Search the data below for "image"; list each line that holds it.

─── Supplied records ───

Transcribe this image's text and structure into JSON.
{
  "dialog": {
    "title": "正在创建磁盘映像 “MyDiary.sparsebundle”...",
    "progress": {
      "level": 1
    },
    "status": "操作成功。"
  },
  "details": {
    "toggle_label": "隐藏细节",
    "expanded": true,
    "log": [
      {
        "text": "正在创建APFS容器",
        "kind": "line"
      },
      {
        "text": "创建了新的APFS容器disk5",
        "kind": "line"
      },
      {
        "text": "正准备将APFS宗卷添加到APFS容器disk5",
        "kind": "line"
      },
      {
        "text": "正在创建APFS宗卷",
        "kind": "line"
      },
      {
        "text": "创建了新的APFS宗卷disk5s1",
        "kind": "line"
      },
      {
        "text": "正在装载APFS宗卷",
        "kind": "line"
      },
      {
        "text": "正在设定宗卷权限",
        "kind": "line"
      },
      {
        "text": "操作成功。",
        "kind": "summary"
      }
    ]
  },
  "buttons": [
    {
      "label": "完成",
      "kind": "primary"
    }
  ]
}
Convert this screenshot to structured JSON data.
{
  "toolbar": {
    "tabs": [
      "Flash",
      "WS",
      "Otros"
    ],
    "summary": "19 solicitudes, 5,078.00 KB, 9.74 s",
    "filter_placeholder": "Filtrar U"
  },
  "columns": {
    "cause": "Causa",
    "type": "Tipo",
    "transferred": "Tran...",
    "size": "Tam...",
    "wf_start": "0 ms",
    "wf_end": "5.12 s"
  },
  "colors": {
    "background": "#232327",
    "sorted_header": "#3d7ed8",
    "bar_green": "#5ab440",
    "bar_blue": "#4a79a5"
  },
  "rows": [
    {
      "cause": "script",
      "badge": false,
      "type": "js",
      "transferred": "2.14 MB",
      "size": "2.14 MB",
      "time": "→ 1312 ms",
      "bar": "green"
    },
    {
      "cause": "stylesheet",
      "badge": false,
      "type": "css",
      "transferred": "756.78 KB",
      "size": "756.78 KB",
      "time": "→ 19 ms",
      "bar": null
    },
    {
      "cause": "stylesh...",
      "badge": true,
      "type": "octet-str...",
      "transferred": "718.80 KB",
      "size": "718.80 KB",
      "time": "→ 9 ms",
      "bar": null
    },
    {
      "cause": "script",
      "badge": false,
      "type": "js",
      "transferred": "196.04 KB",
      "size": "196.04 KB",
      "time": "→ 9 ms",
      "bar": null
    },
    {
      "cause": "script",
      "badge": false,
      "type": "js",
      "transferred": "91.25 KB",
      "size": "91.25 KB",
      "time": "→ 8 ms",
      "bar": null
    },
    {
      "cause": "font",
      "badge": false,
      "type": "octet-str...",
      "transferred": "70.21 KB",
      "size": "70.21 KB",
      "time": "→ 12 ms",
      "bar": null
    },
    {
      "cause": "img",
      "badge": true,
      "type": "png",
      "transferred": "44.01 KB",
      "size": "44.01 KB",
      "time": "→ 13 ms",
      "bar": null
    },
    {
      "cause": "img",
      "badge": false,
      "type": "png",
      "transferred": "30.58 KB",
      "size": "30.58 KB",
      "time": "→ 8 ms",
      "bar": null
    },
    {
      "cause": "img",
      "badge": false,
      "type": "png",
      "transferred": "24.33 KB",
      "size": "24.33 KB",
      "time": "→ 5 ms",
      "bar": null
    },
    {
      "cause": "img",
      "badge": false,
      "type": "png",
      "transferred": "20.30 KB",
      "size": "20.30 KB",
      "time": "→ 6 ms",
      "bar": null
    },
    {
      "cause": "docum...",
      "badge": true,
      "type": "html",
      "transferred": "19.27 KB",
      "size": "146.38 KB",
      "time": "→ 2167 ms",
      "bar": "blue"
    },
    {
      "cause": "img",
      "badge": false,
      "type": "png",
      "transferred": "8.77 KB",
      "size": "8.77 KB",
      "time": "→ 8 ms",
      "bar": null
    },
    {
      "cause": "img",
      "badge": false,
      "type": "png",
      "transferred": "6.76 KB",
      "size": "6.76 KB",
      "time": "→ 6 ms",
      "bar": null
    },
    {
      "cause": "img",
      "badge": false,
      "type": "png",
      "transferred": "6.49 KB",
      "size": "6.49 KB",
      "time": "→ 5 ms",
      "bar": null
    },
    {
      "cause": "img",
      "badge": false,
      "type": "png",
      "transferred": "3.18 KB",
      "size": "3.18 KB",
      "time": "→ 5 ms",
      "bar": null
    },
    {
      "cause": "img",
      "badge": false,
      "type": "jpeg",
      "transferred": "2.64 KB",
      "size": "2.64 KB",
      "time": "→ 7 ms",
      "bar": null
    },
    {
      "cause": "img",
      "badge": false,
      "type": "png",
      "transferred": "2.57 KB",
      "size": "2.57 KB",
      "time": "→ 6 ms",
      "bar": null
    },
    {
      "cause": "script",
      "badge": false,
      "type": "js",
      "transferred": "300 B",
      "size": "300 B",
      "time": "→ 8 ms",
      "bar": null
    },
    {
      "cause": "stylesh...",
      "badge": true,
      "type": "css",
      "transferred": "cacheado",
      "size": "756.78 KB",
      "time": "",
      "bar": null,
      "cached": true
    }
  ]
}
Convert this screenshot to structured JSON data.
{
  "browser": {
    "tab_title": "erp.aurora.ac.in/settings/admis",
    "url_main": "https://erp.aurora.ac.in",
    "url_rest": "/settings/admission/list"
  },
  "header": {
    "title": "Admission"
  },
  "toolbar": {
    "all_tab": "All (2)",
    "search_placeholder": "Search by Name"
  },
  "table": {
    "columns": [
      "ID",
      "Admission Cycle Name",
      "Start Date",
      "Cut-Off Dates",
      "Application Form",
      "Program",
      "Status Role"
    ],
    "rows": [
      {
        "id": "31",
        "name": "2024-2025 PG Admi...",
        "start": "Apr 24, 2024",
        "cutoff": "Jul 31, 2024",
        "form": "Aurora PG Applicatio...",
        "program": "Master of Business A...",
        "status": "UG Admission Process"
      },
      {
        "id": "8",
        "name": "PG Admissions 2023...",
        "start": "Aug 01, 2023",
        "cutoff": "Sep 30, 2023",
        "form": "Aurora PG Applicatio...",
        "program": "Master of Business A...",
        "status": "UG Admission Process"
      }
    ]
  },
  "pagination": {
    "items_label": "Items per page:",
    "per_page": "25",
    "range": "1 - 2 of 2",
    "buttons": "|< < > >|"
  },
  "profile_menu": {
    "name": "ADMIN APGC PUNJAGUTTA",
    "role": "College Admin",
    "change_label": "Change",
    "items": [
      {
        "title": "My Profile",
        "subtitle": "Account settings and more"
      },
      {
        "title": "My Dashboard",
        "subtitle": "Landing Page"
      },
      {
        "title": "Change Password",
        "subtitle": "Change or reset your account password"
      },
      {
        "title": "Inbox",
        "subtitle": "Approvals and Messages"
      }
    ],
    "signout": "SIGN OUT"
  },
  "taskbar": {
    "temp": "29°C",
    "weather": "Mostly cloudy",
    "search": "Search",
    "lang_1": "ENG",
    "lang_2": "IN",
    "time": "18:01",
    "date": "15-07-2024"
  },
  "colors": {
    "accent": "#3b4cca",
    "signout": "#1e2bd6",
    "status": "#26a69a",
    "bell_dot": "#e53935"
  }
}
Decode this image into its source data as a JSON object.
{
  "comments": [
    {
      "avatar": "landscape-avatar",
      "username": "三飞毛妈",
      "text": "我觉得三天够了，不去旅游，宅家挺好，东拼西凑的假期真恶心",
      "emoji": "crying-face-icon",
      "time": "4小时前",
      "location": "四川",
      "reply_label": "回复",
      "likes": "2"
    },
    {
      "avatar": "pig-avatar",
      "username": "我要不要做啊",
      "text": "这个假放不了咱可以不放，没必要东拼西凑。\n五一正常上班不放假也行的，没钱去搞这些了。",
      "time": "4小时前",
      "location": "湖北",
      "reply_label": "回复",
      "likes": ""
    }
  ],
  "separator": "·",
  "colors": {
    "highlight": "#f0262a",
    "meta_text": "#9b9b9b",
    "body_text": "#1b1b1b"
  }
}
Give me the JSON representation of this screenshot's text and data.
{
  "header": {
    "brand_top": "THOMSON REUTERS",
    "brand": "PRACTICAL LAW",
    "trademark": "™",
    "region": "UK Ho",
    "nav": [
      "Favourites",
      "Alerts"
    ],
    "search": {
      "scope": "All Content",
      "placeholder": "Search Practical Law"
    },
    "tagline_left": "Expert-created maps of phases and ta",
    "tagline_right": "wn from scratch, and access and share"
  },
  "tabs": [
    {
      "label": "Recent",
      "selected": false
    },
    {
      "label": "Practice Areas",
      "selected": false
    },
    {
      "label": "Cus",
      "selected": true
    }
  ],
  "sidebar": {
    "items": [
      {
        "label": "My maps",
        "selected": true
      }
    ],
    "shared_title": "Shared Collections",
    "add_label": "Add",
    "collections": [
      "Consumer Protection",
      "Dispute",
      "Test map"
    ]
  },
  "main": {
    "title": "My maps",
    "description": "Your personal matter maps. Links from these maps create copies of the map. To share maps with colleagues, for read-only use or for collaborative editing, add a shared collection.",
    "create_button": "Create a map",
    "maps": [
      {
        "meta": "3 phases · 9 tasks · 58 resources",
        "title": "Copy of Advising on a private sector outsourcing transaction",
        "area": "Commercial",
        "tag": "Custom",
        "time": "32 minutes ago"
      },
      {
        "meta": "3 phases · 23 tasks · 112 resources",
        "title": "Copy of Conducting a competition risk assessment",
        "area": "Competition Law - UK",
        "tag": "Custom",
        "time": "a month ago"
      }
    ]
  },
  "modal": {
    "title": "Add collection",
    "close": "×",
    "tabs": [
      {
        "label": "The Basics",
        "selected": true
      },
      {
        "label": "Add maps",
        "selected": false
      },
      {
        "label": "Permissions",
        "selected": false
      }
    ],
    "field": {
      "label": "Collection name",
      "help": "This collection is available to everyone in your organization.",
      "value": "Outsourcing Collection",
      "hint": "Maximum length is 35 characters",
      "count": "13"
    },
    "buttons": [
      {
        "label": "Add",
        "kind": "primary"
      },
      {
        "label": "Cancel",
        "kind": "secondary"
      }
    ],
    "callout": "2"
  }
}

───

**Exercise result**
Transcribe this image's text and structure into JSON.
Decode this image into its source data as a JSON object.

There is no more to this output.